**Source data:**
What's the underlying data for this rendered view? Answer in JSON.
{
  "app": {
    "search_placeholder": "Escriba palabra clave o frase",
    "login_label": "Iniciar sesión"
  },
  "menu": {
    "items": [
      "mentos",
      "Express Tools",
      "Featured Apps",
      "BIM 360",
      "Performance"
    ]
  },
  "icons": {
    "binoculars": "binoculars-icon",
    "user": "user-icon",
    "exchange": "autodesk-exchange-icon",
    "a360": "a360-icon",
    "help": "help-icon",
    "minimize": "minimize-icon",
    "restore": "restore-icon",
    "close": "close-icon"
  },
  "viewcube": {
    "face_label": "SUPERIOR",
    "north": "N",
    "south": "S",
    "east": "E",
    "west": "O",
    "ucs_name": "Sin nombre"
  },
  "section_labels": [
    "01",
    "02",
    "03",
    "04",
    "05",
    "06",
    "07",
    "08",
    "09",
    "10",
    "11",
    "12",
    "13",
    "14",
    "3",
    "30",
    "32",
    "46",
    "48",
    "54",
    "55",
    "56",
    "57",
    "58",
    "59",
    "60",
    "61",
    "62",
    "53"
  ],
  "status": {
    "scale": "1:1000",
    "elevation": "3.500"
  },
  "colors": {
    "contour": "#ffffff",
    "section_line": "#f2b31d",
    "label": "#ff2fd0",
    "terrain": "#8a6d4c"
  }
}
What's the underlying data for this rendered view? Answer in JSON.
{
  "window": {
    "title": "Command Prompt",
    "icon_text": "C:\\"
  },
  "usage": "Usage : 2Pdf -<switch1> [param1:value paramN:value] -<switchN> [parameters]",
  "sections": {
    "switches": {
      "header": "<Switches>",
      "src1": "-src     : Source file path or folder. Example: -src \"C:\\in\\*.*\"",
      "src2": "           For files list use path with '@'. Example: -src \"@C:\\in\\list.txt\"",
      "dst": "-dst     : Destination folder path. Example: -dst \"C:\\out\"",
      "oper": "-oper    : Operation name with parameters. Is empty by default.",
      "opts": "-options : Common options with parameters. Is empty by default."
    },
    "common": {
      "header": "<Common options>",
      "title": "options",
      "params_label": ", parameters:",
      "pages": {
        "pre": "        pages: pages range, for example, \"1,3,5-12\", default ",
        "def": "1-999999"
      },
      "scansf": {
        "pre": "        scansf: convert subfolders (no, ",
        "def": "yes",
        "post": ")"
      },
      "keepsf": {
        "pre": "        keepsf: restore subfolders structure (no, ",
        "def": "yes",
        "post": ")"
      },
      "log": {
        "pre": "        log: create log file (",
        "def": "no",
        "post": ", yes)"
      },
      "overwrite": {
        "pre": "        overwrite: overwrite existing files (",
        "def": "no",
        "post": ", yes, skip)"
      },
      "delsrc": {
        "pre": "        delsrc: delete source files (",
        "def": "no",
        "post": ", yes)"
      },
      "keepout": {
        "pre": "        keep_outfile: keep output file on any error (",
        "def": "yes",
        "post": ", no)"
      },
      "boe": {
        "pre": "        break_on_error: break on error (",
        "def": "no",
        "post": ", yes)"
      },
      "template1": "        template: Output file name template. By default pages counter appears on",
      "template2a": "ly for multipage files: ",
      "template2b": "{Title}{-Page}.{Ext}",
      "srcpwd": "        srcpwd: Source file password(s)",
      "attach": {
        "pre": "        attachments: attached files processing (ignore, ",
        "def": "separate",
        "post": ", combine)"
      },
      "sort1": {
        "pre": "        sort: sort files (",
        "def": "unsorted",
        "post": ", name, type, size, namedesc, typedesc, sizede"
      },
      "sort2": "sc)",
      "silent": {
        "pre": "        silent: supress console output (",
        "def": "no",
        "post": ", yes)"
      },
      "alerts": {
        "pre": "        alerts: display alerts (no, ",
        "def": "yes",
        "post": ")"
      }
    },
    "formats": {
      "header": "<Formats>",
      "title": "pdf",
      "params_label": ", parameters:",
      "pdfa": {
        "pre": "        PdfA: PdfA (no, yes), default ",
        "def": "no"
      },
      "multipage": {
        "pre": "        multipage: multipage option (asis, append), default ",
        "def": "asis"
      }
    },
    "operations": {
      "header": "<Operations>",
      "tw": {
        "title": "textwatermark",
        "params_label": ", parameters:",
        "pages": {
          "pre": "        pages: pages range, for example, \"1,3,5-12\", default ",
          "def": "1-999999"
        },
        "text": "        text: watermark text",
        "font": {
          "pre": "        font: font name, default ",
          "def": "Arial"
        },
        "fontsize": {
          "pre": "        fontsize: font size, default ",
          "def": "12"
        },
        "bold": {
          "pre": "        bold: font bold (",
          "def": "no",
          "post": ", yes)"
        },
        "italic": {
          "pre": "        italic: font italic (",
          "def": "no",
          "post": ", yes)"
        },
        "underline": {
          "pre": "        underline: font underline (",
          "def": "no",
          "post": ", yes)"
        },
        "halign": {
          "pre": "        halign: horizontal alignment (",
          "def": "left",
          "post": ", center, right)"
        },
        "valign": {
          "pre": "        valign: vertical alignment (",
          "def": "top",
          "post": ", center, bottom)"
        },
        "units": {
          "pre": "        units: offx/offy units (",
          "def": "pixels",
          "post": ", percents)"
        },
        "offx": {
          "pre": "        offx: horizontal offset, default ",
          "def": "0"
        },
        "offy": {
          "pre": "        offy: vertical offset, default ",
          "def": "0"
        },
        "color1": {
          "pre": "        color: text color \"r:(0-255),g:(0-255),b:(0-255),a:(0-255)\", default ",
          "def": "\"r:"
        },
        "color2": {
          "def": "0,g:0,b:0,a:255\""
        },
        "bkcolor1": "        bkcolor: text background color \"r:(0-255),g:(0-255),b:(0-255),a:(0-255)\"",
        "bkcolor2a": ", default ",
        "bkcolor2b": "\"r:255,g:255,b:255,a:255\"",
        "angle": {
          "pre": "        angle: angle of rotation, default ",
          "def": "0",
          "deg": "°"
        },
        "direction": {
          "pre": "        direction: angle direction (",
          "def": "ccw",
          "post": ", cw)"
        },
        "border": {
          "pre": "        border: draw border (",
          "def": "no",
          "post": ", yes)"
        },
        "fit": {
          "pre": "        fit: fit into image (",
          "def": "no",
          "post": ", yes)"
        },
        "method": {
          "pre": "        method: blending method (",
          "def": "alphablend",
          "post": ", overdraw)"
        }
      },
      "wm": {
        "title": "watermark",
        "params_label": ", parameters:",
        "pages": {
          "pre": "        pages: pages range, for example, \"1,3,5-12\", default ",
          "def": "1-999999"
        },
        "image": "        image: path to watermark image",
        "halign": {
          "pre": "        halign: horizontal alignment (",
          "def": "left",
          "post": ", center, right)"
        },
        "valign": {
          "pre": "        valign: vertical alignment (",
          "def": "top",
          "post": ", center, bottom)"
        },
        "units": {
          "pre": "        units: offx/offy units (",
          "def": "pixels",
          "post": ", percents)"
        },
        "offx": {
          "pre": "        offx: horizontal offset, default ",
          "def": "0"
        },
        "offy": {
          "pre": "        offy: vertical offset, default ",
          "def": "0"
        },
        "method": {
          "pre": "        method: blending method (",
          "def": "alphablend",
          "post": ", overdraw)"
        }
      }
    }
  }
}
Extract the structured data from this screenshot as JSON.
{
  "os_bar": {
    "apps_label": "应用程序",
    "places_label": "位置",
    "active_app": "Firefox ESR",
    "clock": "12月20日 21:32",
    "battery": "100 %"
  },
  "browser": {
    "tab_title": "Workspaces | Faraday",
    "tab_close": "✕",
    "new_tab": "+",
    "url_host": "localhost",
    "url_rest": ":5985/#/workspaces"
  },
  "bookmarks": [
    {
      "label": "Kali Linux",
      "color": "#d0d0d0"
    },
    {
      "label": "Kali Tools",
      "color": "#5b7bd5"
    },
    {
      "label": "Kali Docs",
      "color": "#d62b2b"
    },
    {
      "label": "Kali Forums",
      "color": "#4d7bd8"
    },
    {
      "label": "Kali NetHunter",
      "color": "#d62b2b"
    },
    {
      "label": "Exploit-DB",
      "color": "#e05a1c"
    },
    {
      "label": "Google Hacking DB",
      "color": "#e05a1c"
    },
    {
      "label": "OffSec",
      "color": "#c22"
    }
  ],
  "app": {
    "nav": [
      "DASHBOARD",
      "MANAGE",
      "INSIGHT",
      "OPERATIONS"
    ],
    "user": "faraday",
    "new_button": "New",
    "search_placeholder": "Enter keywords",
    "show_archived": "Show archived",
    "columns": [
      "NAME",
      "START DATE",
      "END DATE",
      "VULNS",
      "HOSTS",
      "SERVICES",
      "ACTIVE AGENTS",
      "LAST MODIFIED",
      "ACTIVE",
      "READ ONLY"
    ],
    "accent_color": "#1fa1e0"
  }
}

**Task:** Starting at the line that contains "Extract the structured", write out every line to the end of the entries, exactly as given.

**Problem solution:**
Extract the structured data from this screenshot as JSON.
{
  "os_bar": {
    "apps_label": "应用程序",
    "places_label": "位置",
    "active_app": "Firefox ESR",
    "clock": "12月20日 21:32",
    "battery": "100 %"
  },
  "browser": {
    "tab_title": "Workspaces | Faraday",
    "tab_close": "✕",
    "new_tab": "+",
    "url_host": "localhost",
    "url_rest": ":5985/#/workspaces"
  },
  "bookmarks": [
    {
      "label": "Kali Linux",
      "color": "#d0d0d0"
    },
    {
      "label": "Kali Tools",
      "color": "#5b7bd5"
    },
    {
      "label": "Kali Docs",
      "color": "#d62b2b"
    },
    {
      "label": "Kali Forums",
      "color": "#4d7bd8"
    },
    {
      "label": "Kali NetHunter",
      "color": "#d62b2b"
    },
    {
      "label": "Exploit-DB",
      "color": "#e05a1c"
    },
    {
      "label": "Google Hacking DB",
      "color": "#e05a1c"
    },
    {
      "label": "OffSec",
      "color": "#c22"
    }
  ],
  "app": {
    "nav": [
      "DASHBOARD",
      "MANAGE",
      "INSIGHT",
      "OPERATIONS"
    ],
    "user": "faraday",
    "new_button": "New",
    "search_placeholder": "Enter keywords",
    "show_archived": "Show archived",
    "columns": [
      "NAME",
      "START DATE",
      "END DATE",
      "VULNS",
      "HOSTS",
      "SERVICES",
      "ACTIVE AGENTS",
      "LAST MODIFIED",
      "ACTIVE",
      "READ ONLY"
    ],
    "accent_color": "#1fa1e0"
  }
}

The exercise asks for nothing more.